Aim
Print out every line, exactly as written.

Part of a data file:

►

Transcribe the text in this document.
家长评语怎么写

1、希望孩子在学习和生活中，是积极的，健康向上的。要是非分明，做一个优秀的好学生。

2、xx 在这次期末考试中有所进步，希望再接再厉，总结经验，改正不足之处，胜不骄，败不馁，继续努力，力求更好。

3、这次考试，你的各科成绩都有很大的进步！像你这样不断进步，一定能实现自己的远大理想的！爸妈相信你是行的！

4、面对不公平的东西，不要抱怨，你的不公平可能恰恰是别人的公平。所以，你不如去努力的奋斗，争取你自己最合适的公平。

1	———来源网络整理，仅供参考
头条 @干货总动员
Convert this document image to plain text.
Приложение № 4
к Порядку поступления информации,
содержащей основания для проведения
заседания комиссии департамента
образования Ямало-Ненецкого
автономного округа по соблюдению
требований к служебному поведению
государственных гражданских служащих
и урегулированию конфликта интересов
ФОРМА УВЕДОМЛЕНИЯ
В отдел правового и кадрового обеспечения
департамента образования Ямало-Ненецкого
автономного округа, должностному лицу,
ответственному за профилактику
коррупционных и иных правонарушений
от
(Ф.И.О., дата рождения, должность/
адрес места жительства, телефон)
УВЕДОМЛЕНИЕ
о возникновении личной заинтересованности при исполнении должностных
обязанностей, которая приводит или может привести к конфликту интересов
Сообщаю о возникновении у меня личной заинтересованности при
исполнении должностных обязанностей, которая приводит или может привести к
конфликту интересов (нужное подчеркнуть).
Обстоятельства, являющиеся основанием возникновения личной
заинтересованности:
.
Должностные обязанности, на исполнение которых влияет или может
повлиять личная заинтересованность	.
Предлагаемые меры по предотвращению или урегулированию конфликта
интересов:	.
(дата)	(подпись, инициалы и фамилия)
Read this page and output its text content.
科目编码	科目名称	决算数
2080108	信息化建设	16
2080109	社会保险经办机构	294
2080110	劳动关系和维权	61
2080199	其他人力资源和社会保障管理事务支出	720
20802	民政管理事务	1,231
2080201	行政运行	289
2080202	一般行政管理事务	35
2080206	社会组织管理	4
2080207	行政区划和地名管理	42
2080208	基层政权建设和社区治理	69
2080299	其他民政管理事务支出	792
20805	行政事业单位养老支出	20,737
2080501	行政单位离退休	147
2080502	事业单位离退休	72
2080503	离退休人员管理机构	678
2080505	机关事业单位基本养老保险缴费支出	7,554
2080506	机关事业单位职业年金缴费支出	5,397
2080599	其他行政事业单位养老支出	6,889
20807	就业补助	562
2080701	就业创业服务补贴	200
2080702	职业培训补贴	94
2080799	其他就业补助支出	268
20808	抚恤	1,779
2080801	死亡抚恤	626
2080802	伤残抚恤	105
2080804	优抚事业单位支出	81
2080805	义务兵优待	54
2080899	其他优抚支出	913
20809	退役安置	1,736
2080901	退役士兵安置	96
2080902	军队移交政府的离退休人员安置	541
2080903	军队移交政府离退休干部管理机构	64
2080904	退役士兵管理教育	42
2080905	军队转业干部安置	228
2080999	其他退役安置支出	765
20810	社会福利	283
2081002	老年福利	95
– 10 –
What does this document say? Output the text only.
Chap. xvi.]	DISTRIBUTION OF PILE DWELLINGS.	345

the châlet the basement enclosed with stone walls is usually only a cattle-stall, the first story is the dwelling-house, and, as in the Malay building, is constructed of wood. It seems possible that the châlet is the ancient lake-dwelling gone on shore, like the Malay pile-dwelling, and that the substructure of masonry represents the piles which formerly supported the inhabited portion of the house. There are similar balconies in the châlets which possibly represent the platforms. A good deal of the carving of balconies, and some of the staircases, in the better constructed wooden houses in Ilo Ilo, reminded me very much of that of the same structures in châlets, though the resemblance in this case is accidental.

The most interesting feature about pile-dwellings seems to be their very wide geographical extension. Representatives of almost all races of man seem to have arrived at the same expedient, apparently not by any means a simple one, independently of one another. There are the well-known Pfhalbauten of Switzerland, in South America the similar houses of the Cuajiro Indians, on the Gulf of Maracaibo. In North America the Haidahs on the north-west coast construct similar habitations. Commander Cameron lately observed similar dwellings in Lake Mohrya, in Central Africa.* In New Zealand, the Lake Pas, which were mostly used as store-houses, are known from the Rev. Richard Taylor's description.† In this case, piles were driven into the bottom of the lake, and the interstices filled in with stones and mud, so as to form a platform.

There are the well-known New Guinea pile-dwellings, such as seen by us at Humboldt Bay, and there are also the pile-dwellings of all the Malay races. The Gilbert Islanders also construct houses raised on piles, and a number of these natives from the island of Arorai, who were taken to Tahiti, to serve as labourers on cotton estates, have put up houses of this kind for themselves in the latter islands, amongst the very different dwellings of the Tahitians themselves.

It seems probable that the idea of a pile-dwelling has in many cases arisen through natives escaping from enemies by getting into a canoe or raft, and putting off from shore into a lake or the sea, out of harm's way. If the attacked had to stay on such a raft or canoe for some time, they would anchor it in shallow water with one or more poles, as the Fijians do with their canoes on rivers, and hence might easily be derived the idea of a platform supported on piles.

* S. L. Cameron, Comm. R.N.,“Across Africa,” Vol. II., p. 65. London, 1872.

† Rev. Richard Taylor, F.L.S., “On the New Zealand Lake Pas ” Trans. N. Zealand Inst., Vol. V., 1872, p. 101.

◄

Correct answer
Transcribe the text in this document.
家长评语怎么写

1、希望孩子在学习和生活中，是积极的，健康向上的。要是非分明，做一个优秀的好学生。

2、xx 在这次期末考试中有所进步，希望再接再厉，总结经验，改正不足之处，胜不骄，败不馁，继续努力，力求更好。

3、这次考试，你的各科成绩都有很大的进步！像你这样不断进步，一定能实现自己的远大理想的！爸妈相信你是行的！

4、面对不公平的东西，不要抱怨，你的不公平可能恰恰是别人的公平。所以，你不如去努力的奋斗，争取你自己最合适的公平。

1	———来源网络整理，仅供参考
头条 @干货总动员
Convert this document image to plain text.
Приложение № 4
к Порядку поступления информации,
содержащей основания для проведения
заседания комиссии департамента
образования Ямало-Ненецкого
автономного округа по соблюдению
требований к служебному поведению
государственных гражданских служащих
и урегулированию конфликта интересов
ФОРМА УВЕДОМЛЕНИЯ
В отдел правового и кадрового обеспечения
департамента образования Ямало-Ненецкого
автономного округа, должностному лицу,
ответственному за профилактику
коррупционных и иных правонарушений
от
(Ф.И.О., дата рождения, должность/
адрес места жительства, телефон)
УВЕДОМЛЕНИЕ
о возникновении личной заинтересованности при исполнении должностных
обязанностей, которая приводит или может привести к конфликту интересов
Сообщаю о возникновении у меня личной заинтересованности при
исполнении должностных обязанностей, которая приводит или может привести к
конфликту интересов (нужное подчеркнуть).
Обстоятельства, являющиеся основанием возникновения личной
заинтересованности:
.
Должностные обязанности, на исполнение которых влияет или может
повлиять личная заинтересованность	.
Предлагаемые меры по предотвращению или урегулированию конфликта
интересов:	.
(дата)	(подпись, инициалы и фамилия)
Read this page and output its text content.
科目编码	科目名称	决算数
2080108	信息化建设	16
2080109	社会保险经办机构	294
2080110	劳动关系和维权	61
2080199	其他人力资源和社会保障管理事务支出	720
20802	民政管理事务	1,231
2080201	行政运行	289
2080202	一般行政管理事务	35
2080206	社会组织管理	4
2080207	行政区划和地名管理	42
2080208	基层政权建设和社区治理	69
2080299	其他民政管理事务支出	792
20805	行政事业单位养老支出	20,737
2080501	行政单位离退休	147
2080502	事业单位离退休	72
2080503	离退休人员管理机构	678
2080505	机关事业单位基本养老保险缴费支出	7,554
2080506	机关事业单位职业年金缴费支出	5,397
2080599	其他行政事业单位养老支出	6,889
20807	就业补助	562
2080701	就业创业服务补贴	200
2080702	职业培训补贴	94
2080799	其他就业补助支出	268
20808	抚恤	1,779
2080801	死亡抚恤	626
2080802	伤残抚恤	105
2080804	优抚事业单位支出	81
2080805	义务兵优待	54
2080899	其他优抚支出	913
20809	退役安置	1,736
2080901	退役士兵安置	96
2080902	军队移交政府的离退休人员安置	541
2080903	军队移交政府离退休干部管理机构	64
2080904	退役士兵管理教育	42
2080905	军队转业干部安置	228
2080999	其他退役安置支出	765
20810	社会福利	283
2081002	老年福利	95
– 10 –
What does this document say? Output the text only.
Chap. xvi.]	DISTRIBUTION OF PILE DWELLINGS.	345

the châlet the basement enclosed with stone walls is usually only a cattle-stall, the first story is the dwelling-house, and, as in the Malay building, is constructed of wood. It seems possible that the châlet is the ancient lake-dwelling gone on shore, like the Malay pile-dwelling, and that the substructure of masonry represents the piles which formerly supported the inhabited portion of the house. There are similar balconies in the châlets which possibly represent the platforms. A good deal of the carving of balconies, and some of the staircases, in the better constructed wooden houses in Ilo Ilo, reminded me very much of that of the same structures in châlets, though the resemblance in this case is accidental.

The most interesting feature about pile-dwellings seems to be their very wide geographical extension. Representatives of almost all races of man seem to have arrived at the same expedient, apparently not by any means a simple one, independently of one another. There are the well-known Pfhalbauten of Switzerland, in South America the similar houses of the Cuajiro Indians, on the Gulf of Maracaibo. In North America the Haidahs on the north-west coast construct similar habitations. Commander Cameron lately observed similar dwellings in Lake Mohrya, in Central Africa.* In New Zealand, the Lake Pas, which were mostly used as store-houses, are known from the Rev. Richard Taylor's description.† In this case, piles were driven into the bottom of the lake, and the interstices filled in with stones and mud, so as to form a platform.

There are the well-known New Guinea pile-dwellings, such as seen by us at Humboldt Bay, and there are also the pile-dwellings of all the Malay races. The Gilbert Islanders also construct houses raised on piles, and a number of these natives from the island of Arorai, who were taken to Tahiti, to serve as labourers on cotton estates, have put up houses of this kind for themselves in the latter islands, amongst the very different dwellings of the Tahitians themselves.

It seems probable that the idea of a pile-dwelling has in many cases arisen through natives escaping from enemies by getting into a canoe or raft, and putting off from shore into a lake or the sea, out of harm's way. If the attacked had to stay on such a raft or canoe for some time, they would anchor it in shallow water with one or more poles, as the Fijians do with their canoes on rivers, and hence might easily be derived the idea of a platform supported on piles.

* S. L. Cameron, Comm. R.N.,“Across Africa,” Vol. II., p. 65. London, 1872.

† Rev. Richard Taylor, F.L.S., “On the New Zealand Lake Pas ” Trans. N. Zealand Inst., Vol. V., 1872, p. 101.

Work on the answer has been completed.